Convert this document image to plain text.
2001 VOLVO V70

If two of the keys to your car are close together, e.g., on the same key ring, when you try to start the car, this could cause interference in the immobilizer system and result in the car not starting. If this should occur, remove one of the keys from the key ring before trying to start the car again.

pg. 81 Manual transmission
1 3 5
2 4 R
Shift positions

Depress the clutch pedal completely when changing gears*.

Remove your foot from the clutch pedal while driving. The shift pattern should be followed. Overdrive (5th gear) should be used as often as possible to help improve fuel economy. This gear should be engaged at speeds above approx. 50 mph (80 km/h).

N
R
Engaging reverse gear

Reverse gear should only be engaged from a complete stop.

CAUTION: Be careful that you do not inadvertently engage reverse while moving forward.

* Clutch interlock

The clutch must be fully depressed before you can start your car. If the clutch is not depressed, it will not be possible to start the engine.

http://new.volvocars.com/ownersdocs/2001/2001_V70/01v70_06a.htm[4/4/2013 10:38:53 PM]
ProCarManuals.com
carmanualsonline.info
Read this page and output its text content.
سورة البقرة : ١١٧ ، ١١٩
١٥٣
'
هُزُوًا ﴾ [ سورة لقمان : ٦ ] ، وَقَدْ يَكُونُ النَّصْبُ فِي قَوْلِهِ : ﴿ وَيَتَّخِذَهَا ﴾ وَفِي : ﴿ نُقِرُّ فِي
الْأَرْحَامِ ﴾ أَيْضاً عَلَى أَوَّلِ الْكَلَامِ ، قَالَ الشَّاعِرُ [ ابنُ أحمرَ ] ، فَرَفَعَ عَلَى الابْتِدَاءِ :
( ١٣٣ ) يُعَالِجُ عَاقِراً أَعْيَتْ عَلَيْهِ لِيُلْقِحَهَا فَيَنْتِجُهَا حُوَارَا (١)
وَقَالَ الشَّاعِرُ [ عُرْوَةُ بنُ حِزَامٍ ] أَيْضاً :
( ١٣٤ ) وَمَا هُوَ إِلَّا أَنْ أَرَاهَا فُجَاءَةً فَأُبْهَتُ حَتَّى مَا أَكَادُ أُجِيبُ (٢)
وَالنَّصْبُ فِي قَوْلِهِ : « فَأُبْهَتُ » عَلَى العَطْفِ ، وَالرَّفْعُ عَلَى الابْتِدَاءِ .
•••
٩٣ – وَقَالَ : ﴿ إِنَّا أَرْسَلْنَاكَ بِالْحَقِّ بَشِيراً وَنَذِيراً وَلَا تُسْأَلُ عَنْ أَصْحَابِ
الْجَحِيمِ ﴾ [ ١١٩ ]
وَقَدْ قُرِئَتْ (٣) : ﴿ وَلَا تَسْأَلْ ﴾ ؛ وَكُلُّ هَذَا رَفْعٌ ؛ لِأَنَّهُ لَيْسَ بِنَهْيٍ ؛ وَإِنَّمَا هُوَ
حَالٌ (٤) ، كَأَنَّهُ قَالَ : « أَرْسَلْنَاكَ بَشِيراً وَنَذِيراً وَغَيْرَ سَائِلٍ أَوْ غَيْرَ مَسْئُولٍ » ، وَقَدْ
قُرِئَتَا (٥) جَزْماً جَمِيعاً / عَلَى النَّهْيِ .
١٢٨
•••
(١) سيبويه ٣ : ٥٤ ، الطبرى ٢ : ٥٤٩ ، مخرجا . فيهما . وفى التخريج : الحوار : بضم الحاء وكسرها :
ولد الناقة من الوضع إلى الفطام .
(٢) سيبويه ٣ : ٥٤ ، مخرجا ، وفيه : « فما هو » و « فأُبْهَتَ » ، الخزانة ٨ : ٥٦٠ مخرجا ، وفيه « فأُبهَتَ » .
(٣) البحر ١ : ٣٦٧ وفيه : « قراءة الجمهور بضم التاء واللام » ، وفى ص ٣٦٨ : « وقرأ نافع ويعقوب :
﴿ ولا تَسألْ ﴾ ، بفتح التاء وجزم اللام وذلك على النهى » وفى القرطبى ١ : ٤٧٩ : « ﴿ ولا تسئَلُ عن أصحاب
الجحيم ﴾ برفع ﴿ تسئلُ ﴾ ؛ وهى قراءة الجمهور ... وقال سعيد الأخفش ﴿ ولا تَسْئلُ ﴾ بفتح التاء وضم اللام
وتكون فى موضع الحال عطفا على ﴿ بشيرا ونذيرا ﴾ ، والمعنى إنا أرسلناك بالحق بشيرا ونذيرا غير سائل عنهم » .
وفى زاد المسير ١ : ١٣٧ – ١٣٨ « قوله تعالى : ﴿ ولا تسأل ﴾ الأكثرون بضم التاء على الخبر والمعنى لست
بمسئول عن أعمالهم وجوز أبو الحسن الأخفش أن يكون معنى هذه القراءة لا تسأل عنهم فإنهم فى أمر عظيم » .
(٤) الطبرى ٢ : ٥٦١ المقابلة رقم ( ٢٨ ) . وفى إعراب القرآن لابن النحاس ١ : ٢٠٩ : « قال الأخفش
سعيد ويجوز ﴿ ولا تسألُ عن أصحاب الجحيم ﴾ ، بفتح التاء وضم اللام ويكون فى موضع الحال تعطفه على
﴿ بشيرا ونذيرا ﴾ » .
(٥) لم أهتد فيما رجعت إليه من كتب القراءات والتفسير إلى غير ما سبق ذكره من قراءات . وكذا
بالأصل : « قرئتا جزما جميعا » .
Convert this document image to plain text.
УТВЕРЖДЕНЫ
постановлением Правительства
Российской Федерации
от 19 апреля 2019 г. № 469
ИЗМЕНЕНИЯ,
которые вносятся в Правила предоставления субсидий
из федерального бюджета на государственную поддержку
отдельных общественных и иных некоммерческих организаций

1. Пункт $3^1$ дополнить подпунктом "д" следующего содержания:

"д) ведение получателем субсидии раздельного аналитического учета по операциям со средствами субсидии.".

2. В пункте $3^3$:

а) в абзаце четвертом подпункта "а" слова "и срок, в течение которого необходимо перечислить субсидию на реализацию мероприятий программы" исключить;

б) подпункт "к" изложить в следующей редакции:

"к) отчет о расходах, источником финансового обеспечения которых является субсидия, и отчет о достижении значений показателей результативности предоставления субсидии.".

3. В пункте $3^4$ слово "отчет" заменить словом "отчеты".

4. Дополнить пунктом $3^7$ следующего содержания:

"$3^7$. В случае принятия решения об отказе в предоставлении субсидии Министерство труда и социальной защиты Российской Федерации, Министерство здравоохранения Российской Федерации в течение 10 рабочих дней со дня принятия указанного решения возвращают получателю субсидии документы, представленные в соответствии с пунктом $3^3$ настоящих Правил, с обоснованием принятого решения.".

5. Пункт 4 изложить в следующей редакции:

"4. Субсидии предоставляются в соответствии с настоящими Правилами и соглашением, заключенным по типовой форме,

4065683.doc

_Directions for this task_
Extract each entry in full and write it down exactly.

_Correct response_
Convert this document image to plain text.
2001 VOLVO V70

If two of the keys to your car are close together, e.g., on the same key ring, when you try to start the car, this could cause interference in the immobilizer system and result in the car not starting. If this should occur, remove one of the keys from the key ring before trying to start the car again.

pg. 81 Manual transmission
1 3 5
2 4 R
Shift positions

Depress the clutch pedal completely when changing gears*.

Remove your foot from the clutch pedal while driving. The shift pattern should be followed. Overdrive (5th gear) should be used as often as possible to help improve fuel economy. This gear should be engaged at speeds above approx. 50 mph (80 km/h).

N
R
Engaging reverse gear

Reverse gear should only be engaged from a complete stop.

CAUTION: Be careful that you do not inadvertently engage reverse while moving forward.

* Clutch interlock

The clutch must be fully depressed before you can start your car. If the clutch is not depressed, it will not be possible to start the engine.

http://new.volvocars.com/ownersdocs/2001/2001_V70/01v70_06a.htm[4/4/2013 10:38:53 PM]
ProCarManuals.com
carmanualsonline.info
Read this page and output its text content.
سورة البقرة : ١١٧ ، ١١٩
١٥٣
'
هُزُوًا ﴾ [ سورة لقمان : ٦ ] ، وَقَدْ يَكُونُ النَّصْبُ فِي قَوْلِهِ : ﴿ وَيَتَّخِذَهَا ﴾ وَفِي : ﴿ نُقِرُّ فِي
الْأَرْحَامِ ﴾ أَيْضاً عَلَى أَوَّلِ الْكَلَامِ ، قَالَ الشَّاعِرُ [ ابنُ أحمرَ ] ، فَرَفَعَ عَلَى الابْتِدَاءِ :
( ١٣٣ ) يُعَالِجُ عَاقِراً أَعْيَتْ عَلَيْهِ لِيُلْقِحَهَا فَيَنْتِجُهَا حُوَارَا (١)
وَقَالَ الشَّاعِرُ [ عُرْوَةُ بنُ حِزَامٍ ] أَيْضاً :
( ١٣٤ ) وَمَا هُوَ إِلَّا أَنْ أَرَاهَا فُجَاءَةً فَأُبْهَتُ حَتَّى مَا أَكَادُ أُجِيبُ (٢)
وَالنَّصْبُ فِي قَوْلِهِ : « فَأُبْهَتُ » عَلَى العَطْفِ ، وَالرَّفْعُ عَلَى الابْتِدَاءِ .
•••
٩٣ – وَقَالَ : ﴿ إِنَّا أَرْسَلْنَاكَ بِالْحَقِّ بَشِيراً وَنَذِيراً وَلَا تُسْأَلُ عَنْ أَصْحَابِ
الْجَحِيمِ ﴾ [ ١١٩ ]
وَقَدْ قُرِئَتْ (٣) : ﴿ وَلَا تَسْأَلْ ﴾ ؛ وَكُلُّ هَذَا رَفْعٌ ؛ لِأَنَّهُ لَيْسَ بِنَهْيٍ ؛ وَإِنَّمَا هُوَ
حَالٌ (٤) ، كَأَنَّهُ قَالَ : « أَرْسَلْنَاكَ بَشِيراً وَنَذِيراً وَغَيْرَ سَائِلٍ أَوْ غَيْرَ مَسْئُولٍ » ، وَقَدْ
قُرِئَتَا (٥) جَزْماً جَمِيعاً / عَلَى النَّهْيِ .
١٢٨
•••
(١) سيبويه ٣ : ٥٤ ، الطبرى ٢ : ٥٤٩ ، مخرجا . فيهما . وفى التخريج : الحوار : بضم الحاء وكسرها :
ولد الناقة من الوضع إلى الفطام .
(٢) سيبويه ٣ : ٥٤ ، مخرجا ، وفيه : « فما هو » و « فأُبْهَتَ » ، الخزانة ٨ : ٥٦٠ مخرجا ، وفيه « فأُبهَتَ » .
(٣) البحر ١ : ٣٦٧ وفيه : « قراءة الجمهور بضم التاء واللام » ، وفى ص ٣٦٨ : « وقرأ نافع ويعقوب :
﴿ ولا تَسألْ ﴾ ، بفتح التاء وجزم اللام وذلك على النهى » وفى القرطبى ١ : ٤٧٩ : « ﴿ ولا تسئَلُ عن أصحاب
الجحيم ﴾ برفع ﴿ تسئلُ ﴾ ؛ وهى قراءة الجمهور ... وقال سعيد الأخفش ﴿ ولا تَسْئلُ ﴾ بفتح التاء وضم اللام
وتكون فى موضع الحال عطفا على ﴿ بشيرا ونذيرا ﴾ ، والمعنى إنا أرسلناك بالحق بشيرا ونذيرا غير سائل عنهم » .
وفى زاد المسير ١ : ١٣٧ – ١٣٨ « قوله تعالى : ﴿ ولا تسأل ﴾ الأكثرون بضم التاء على الخبر والمعنى لست
بمسئول عن أعمالهم وجوز أبو الحسن الأخفش أن يكون معنى هذه القراءة لا تسأل عنهم فإنهم فى أمر عظيم » .
(٤) الطبرى ٢ : ٥٦١ المقابلة رقم ( ٢٨ ) . وفى إعراب القرآن لابن النحاس ١ : ٢٠٩ : « قال الأخفش
سعيد ويجوز ﴿ ولا تسألُ عن أصحاب الجحيم ﴾ ، بفتح التاء وضم اللام ويكون فى موضع الحال تعطفه على
﴿ بشيرا ونذيرا ﴾ » .
(٥) لم أهتد فيما رجعت إليه من كتب القراءات والتفسير إلى غير ما سبق ذكره من قراءات . وكذا
بالأصل : « قرئتا جزما جميعا » .
Convert this document image to plain text.
УТВЕРЖДЕНЫ
постановлением Правительства
Российской Федерации
от 19 апреля 2019 г. № 469
ИЗМЕНЕНИЯ,
которые вносятся в Правила предоставления субсидий
из федерального бюджета на государственную поддержку
отдельных общественных и иных некоммерческих организаций

1. Пункт $3^1$ дополнить подпунктом "д" следующего содержания:

"д) ведение получателем субсидии раздельного аналитического учета по операциям со средствами субсидии.".

2. В пункте $3^3$:

а) в абзаце четвертом подпункта "а" слова "и срок, в течение которого необходимо перечислить субсидию на реализацию мероприятий программы" исключить;

б) подпункт "к" изложить в следующей редакции:

"к) отчет о расходах, источником финансового обеспечения которых является субсидия, и отчет о достижении значений показателей результативности предоставления субсидии.".

3. В пункте $3^4$ слово "отчет" заменить словом "отчеты".

4. Дополнить пунктом $3^7$ следующего содержания:

"$3^7$. В случае принятия решения об отказе в предоставлении субсидии Министерство труда и социальной защиты Российской Федерации, Министерство здравоохранения Российской Федерации в течение 10 рабочих дней со дня принятия указанного решения возвращают получателю субсидии документы, представленные в соответствии с пунктом $3^3$ настоящих Правил, с обоснованием принятого решения.".

5. Пункт 4 изложить в следующей редакции:

"4. Субсидии предоставляются в соответствии с настоящими Правилами и соглашением, заключенным по типовой форме,

4065683.doc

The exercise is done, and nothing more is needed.